Saved data entries:
□ □ □ □ □ □ □
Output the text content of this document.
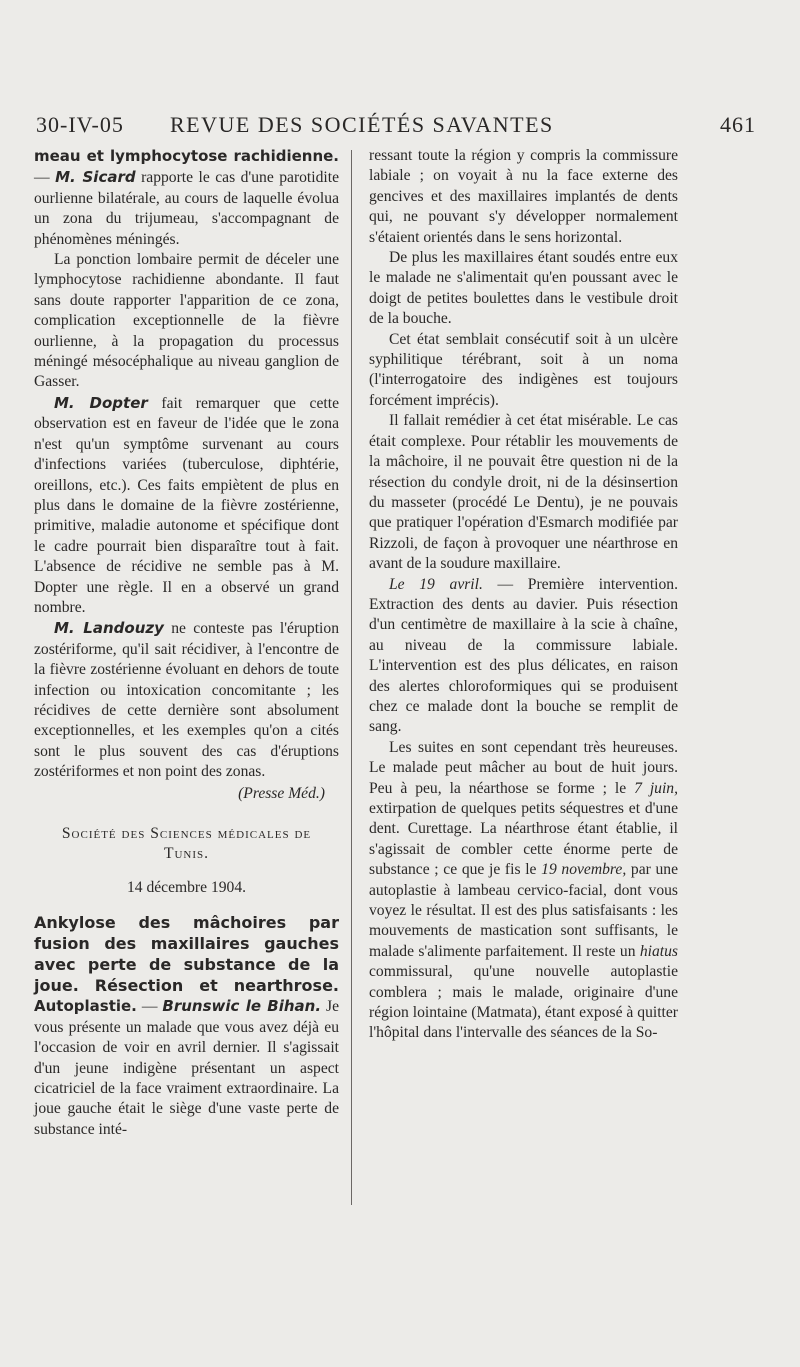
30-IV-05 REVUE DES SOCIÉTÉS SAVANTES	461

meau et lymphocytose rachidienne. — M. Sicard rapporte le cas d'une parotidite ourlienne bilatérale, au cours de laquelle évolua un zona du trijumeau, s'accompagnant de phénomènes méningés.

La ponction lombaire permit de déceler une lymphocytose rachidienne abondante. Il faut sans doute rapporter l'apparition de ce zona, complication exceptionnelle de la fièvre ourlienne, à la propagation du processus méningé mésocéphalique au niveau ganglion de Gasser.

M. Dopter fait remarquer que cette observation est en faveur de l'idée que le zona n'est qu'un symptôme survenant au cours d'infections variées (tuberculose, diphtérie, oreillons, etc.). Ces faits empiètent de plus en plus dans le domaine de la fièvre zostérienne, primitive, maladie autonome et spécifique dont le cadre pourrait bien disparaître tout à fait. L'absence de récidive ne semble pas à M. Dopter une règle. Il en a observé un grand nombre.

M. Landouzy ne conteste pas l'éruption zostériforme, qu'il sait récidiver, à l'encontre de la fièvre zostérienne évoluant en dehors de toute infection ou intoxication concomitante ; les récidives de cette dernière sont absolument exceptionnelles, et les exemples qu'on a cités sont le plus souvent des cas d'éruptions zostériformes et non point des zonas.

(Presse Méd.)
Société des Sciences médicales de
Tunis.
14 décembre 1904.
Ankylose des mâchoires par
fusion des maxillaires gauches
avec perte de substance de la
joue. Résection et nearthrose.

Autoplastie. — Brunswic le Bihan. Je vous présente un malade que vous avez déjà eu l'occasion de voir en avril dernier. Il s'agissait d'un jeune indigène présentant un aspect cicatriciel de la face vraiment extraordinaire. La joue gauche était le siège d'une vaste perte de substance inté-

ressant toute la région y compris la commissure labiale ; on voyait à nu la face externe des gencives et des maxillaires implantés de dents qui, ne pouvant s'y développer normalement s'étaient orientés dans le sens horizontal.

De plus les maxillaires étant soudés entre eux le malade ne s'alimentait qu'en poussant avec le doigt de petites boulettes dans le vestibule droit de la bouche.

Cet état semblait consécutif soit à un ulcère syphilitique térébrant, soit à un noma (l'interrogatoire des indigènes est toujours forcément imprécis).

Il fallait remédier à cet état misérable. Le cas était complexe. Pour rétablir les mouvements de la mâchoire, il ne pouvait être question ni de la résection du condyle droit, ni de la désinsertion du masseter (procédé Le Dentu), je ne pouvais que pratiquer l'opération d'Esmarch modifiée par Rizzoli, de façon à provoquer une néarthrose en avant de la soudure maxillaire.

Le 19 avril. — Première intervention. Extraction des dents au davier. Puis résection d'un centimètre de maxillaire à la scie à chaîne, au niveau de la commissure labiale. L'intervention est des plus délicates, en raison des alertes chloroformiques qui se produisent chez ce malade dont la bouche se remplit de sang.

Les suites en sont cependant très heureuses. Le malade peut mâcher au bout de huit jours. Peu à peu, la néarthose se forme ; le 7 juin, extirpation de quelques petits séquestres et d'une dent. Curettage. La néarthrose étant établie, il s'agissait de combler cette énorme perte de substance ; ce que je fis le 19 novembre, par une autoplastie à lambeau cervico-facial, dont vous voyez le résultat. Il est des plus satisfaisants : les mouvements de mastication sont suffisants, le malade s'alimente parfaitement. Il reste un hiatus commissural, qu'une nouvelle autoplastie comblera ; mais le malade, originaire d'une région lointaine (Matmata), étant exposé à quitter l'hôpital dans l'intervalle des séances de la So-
□ □ □ □ □ □ □
• What you are asked to do: Which lines above hold the word "commissure"? Copy each of them.

• Answer for the task:
ressant toute la région y compris la commissure labiale ; on voyait à nu la face externe des gencives et des maxillaires implantés de dents qui, ne pouvant s'y développer normalement s'étaient orientés dans le sens horizontal.
Le 19 avril. — Première intervention. Extraction des dents au davier. Puis résection d'un centimètre de maxillaire à la scie à chaîne, au niveau de la commissure labiale. L'intervention est des plus délicates, en raison des alertes chloroformiques qui se produisent chez ce malade dont la bouche se remplit de sang.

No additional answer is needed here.